Repeat the listing in full, exactly as it stands.
── Data shown ──
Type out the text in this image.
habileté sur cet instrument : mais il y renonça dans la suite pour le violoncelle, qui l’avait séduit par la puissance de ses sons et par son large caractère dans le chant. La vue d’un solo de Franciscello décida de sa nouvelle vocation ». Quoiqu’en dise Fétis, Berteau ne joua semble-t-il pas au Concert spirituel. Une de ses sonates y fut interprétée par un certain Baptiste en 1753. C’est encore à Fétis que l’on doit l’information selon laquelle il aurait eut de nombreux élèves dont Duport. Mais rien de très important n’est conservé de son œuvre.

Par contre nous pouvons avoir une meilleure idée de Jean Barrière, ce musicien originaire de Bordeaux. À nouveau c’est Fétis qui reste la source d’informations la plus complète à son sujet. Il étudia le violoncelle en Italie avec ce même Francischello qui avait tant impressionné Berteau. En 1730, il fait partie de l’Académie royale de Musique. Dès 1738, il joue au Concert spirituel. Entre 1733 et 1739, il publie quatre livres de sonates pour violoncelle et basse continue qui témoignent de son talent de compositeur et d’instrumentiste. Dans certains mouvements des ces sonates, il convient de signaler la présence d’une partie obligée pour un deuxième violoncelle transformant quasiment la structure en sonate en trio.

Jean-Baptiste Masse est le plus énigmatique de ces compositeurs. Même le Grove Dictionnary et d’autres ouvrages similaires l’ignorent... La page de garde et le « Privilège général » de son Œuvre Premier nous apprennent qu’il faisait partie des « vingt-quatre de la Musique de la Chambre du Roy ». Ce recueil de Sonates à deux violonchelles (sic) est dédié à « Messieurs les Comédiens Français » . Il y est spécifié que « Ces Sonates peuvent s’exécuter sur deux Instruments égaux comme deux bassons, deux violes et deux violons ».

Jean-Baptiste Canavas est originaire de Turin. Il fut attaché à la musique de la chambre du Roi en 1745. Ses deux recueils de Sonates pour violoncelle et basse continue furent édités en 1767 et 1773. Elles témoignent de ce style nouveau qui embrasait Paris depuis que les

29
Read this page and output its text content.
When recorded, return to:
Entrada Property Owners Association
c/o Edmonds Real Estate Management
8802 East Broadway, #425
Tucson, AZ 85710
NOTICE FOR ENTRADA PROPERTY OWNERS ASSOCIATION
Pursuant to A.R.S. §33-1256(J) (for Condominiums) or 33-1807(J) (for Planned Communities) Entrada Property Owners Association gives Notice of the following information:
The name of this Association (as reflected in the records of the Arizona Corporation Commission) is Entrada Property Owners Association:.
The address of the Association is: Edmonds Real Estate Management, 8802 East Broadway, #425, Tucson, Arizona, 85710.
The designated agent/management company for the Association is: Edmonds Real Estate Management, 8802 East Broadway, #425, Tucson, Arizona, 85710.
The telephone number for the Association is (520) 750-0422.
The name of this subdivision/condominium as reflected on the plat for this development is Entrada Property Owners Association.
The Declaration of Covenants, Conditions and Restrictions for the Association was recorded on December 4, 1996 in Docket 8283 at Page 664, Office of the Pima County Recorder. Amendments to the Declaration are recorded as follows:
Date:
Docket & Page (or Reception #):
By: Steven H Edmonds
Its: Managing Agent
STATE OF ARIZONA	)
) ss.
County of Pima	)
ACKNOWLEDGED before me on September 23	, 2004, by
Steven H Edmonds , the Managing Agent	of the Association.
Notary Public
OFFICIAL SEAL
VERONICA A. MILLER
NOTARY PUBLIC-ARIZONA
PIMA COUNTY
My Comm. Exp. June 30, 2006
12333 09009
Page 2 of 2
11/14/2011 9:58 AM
───
Result for this exercise ->
Type out the text in this image.
habileté sur cet instrument : mais il y renonça dans la suite pour le violoncelle, qui l’avait séduit par la puissance de ses sons et par son large caractère dans le chant. La vue d’un solo de Franciscello décida de sa nouvelle vocation ». Quoiqu’en dise Fétis, Berteau ne joua semble-t-il pas au Concert spirituel. Une de ses sonates y fut interprétée par un certain Baptiste en 1753. C’est encore à Fétis que l’on doit l’information selon laquelle il aurait eut de nombreux élèves dont Duport. Mais rien de très important n’est conservé de son œuvre.

Par contre nous pouvons avoir une meilleure idée de Jean Barrière, ce musicien originaire de Bordeaux. À nouveau c’est Fétis qui reste la source d’informations la plus complète à son sujet. Il étudia le violoncelle en Italie avec ce même Francischello qui avait tant impressionné Berteau. En 1730, il fait partie de l’Académie royale de Musique. Dès 1738, il joue au Concert spirituel. Entre 1733 et 1739, il publie quatre livres de sonates pour violoncelle et basse continue qui témoignent de son talent de compositeur et d’instrumentiste. Dans certains mouvements des ces sonates, il convient de signaler la présence d’une partie obligée pour un deuxième violoncelle transformant quasiment la structure en sonate en trio.

Jean-Baptiste Masse est le plus énigmatique de ces compositeurs. Même le Grove Dictionnary et d’autres ouvrages similaires l’ignorent... La page de garde et le « Privilège général » de son Œuvre Premier nous apprennent qu’il faisait partie des « vingt-quatre de la Musique de la Chambre du Roy ». Ce recueil de Sonates à deux violonchelles (sic) est dédié à « Messieurs les Comédiens Français » . Il y est spécifié que « Ces Sonates peuvent s’exécuter sur deux Instruments égaux comme deux bassons, deux violes et deux violons ».

Jean-Baptiste Canavas est originaire de Turin. Il fut attaché à la musique de la chambre du Roi en 1745. Ses deux recueils de Sonates pour violoncelle et basse continue furent édités en 1767 et 1773. Elles témoignent de ce style nouveau qui embrasait Paris depuis que les

29
Read this page and output its text content.
When recorded, return to:
Entrada Property Owners Association
c/o Edmonds Real Estate Management
8802 East Broadway, #425
Tucson, AZ 85710
NOTICE FOR ENTRADA PROPERTY OWNERS ASSOCIATION
Pursuant to A.R.S. §33-1256(J) (for Condominiums) or 33-1807(J) (for Planned Communities) Entrada Property Owners Association gives Notice of the following information:
The name of this Association (as reflected in the records of the Arizona Corporation Commission) is Entrada Property Owners Association:.
The address of the Association is: Edmonds Real Estate Management, 8802 East Broadway, #425, Tucson, Arizona, 85710.
The designated agent/management company for the Association is: Edmonds Real Estate Management, 8802 East Broadway, #425, Tucson, Arizona, 85710.
The telephone number for the Association is (520) 750-0422.
The name of this subdivision/condominium as reflected on the plat for this development is Entrada Property Owners Association.
The Declaration of Covenants, Conditions and Restrictions for the Association was recorded on December 4, 1996 in Docket 8283 at Page 664, Office of the Pima County Recorder. Amendments to the Declaration are recorded as follows:
Date:
Docket & Page (or Reception #):
By: Steven H Edmonds
Its: Managing Agent
STATE OF ARIZONA	)
) ss.
County of Pima	)
ACKNOWLEDGED before me on September 23	, 2004, by
Steven H Edmonds , the Managing Agent	of the Association.
Notary Public
OFFICIAL SEAL
VERONICA A. MILLER
NOTARY PUBLIC-ARIZONA
PIMA COUNTY
My Comm. Exp. June 30, 2006
12333 09009
Page 2 of 2
11/14/2011 9:58 AM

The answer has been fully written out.